» Challenge: Find the string "text" in the entries and copy each line that has it.

--- Start Records ---

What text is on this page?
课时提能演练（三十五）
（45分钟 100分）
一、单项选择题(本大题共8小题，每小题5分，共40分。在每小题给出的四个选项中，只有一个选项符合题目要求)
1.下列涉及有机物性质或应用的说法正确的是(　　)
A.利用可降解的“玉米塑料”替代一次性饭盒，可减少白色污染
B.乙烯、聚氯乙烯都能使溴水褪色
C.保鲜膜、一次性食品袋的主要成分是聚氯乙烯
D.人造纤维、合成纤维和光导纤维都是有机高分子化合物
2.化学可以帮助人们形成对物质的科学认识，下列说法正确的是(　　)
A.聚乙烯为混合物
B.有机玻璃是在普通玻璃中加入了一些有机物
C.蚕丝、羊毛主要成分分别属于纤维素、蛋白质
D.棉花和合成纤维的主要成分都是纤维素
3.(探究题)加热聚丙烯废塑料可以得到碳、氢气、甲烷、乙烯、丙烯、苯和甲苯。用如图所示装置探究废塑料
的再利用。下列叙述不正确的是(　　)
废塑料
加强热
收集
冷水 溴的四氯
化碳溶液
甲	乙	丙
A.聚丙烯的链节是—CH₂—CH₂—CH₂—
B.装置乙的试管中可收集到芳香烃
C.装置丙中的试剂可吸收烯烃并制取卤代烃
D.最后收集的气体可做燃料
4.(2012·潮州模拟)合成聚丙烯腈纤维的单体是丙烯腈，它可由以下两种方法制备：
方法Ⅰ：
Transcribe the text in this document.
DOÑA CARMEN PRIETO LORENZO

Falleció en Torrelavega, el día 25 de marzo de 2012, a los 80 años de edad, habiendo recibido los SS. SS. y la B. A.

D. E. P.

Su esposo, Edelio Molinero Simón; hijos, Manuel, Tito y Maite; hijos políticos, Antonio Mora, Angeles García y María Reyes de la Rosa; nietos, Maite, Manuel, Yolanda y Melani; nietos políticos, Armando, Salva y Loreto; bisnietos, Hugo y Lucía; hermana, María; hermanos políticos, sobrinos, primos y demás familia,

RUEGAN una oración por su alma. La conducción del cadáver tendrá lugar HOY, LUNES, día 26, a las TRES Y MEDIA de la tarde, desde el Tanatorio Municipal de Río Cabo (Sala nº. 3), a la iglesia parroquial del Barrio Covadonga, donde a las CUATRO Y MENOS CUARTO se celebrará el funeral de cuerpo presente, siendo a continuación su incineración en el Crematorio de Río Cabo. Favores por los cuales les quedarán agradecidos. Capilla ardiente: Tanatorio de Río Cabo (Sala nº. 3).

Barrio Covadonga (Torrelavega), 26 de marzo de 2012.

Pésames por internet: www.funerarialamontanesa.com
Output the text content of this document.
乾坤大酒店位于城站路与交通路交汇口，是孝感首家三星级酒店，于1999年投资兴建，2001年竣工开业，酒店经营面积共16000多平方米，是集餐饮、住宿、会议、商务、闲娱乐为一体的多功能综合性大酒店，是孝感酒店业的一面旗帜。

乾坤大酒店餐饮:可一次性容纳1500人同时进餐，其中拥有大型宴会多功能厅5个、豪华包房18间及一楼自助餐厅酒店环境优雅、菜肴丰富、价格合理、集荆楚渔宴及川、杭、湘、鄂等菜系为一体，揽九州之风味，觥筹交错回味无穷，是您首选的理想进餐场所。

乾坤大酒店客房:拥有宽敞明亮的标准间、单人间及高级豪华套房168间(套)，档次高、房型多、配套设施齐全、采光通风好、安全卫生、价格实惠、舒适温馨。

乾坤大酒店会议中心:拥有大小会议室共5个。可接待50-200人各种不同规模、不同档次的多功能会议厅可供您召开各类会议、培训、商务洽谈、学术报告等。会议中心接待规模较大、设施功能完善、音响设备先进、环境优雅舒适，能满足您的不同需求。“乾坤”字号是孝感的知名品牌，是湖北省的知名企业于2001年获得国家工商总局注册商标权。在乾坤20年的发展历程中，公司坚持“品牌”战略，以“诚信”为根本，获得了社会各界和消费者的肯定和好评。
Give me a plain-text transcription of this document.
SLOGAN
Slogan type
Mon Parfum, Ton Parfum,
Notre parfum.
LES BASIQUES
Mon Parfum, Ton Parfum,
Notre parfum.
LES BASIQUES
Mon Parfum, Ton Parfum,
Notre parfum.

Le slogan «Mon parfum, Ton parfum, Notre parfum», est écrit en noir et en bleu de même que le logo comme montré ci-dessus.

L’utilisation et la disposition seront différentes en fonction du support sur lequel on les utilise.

--- End Records ---

» Full output:
What text is on this page?
Transcribe the text in this document.
Output the text content of this document.
Give me a plain-text transcription of this document.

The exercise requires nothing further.